### EXERCISE
Spot every line with the word "Saber" and return it.

### ROWS
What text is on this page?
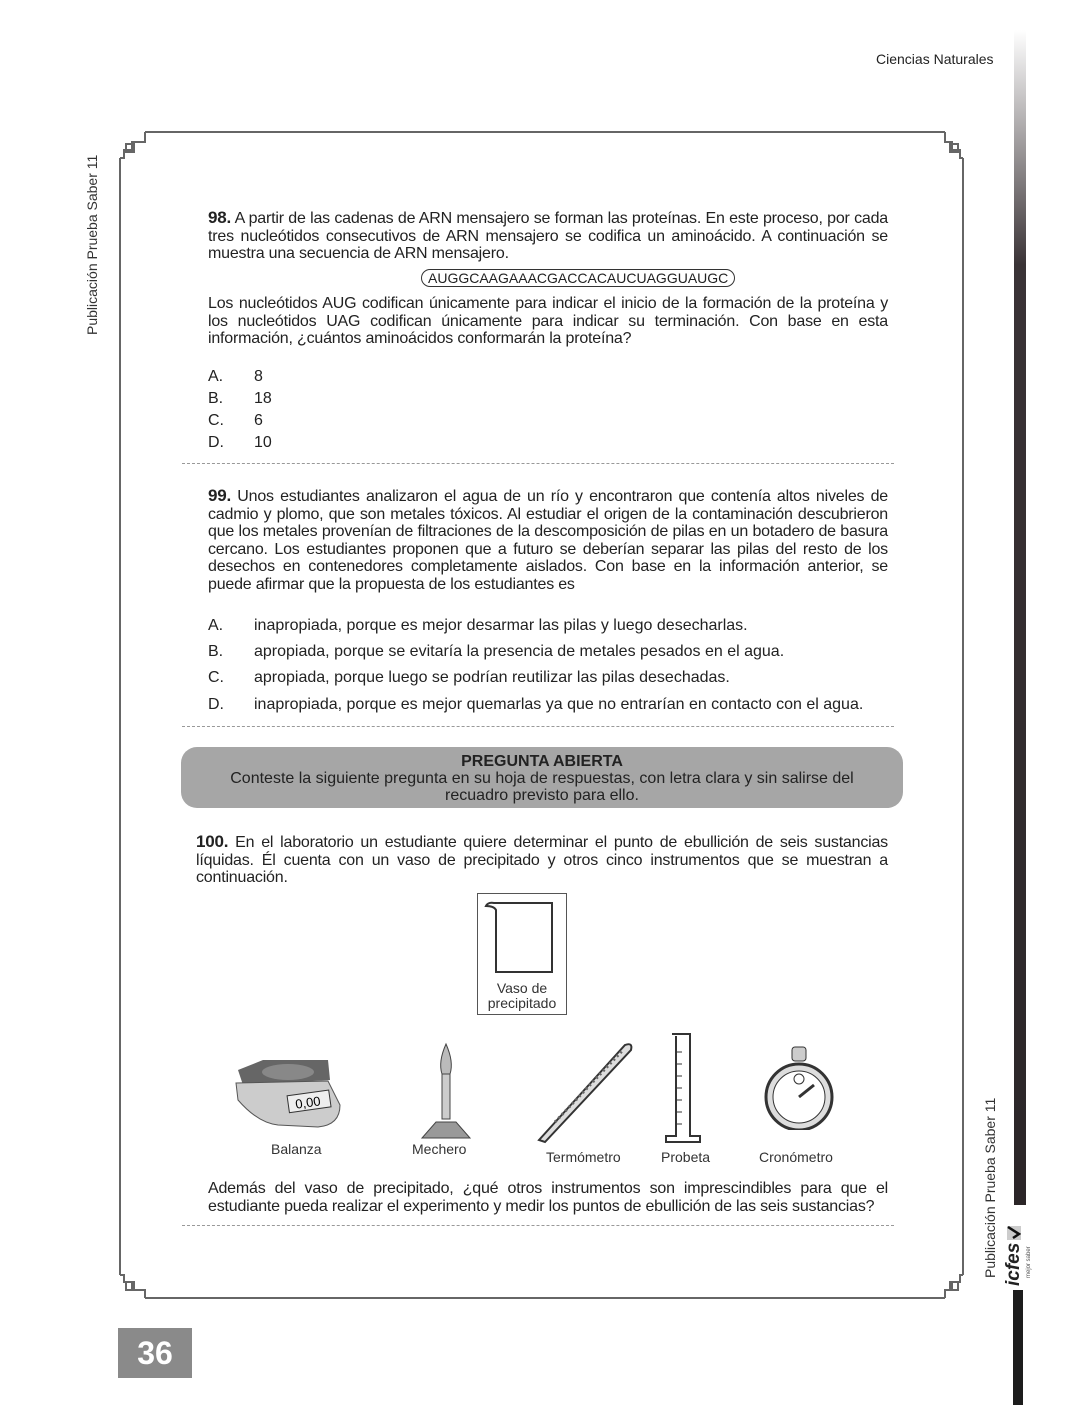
Ciencias Naturales
Publicación Prueba Saber 11
Publicación Prueba Saber 11 icfes mejor saber
98. A partir de las cadenas de ARN mensajero se forman las proteínas. En este proceso, por cada tres nucleótidos consecutivos de ARN mensajero se codifica un aminoácido. A continuación se muestra una secuencia de ARN mensajero.
AUGGCAAGAAACGACCACAUCUAGGUAUGC
Los nucleótidos AUG codifican únicamente para indicar el inicio de la formación de la proteína y los nucleótidos UAG codifican únicamente para indicar su terminación. Con base en esta información, ¿cuántos aminoácidos conformarán la proteína?
A. 8
B. 18
C. 6
D. 10
99. Unos estudiantes analizaron el agua de un río y encontraron que contenía altos niveles de cadmio y plomo, que son metales tóxicos. Al estudiar el origen de la contaminación descubrieron que los metales provenían de filtraciones de la descomposición de pilas en un botadero de basura cercano. Los estudiantes proponen que a futuro se deberían separar las pilas del resto de los desechos en contenedores completamente aislados. Con base en la información anterior, se puede afirmar que la propuesta de los estudiantes es
A. inapropiada, porque es mejor desarmar las pilas y luego desecharlas.
B. apropiada, porque se evitaría la presencia de metales pesados en el agua.
C. apropiada, porque luego se podrían reutilizar las pilas desechadas.
D. inapropiada, porque es mejor quemarlas ya que no entrarían en contacto con el agua.
PREGUNTA ABIERTA
Conteste la siguiente pregunta en su hoja de respuestas, con letra clara y sin salirse del recuadro previsto para ello.
100. En el laboratorio un estudiante quiere determinar el punto de ebullición de seis sustancias líquidas. Él cuenta con un vaso de precipitado y otros cinco instrumentos que se muestran a continuación.
Vaso de precipitado
0,00
Balanza	Mechero	Termómetro	Probeta	Cronómetro
Además del vaso de precipitado, ¿qué otros instrumentos son imprescindibles para que el estudiante pueda realizar el experimento y medir los puntos de ebullición de las seis sustancias?
36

### SOLUTION TO THIS PROBLEM
Publicación Prueba Saber 11
Publicación Prueba Saber 11 icfes mejor saber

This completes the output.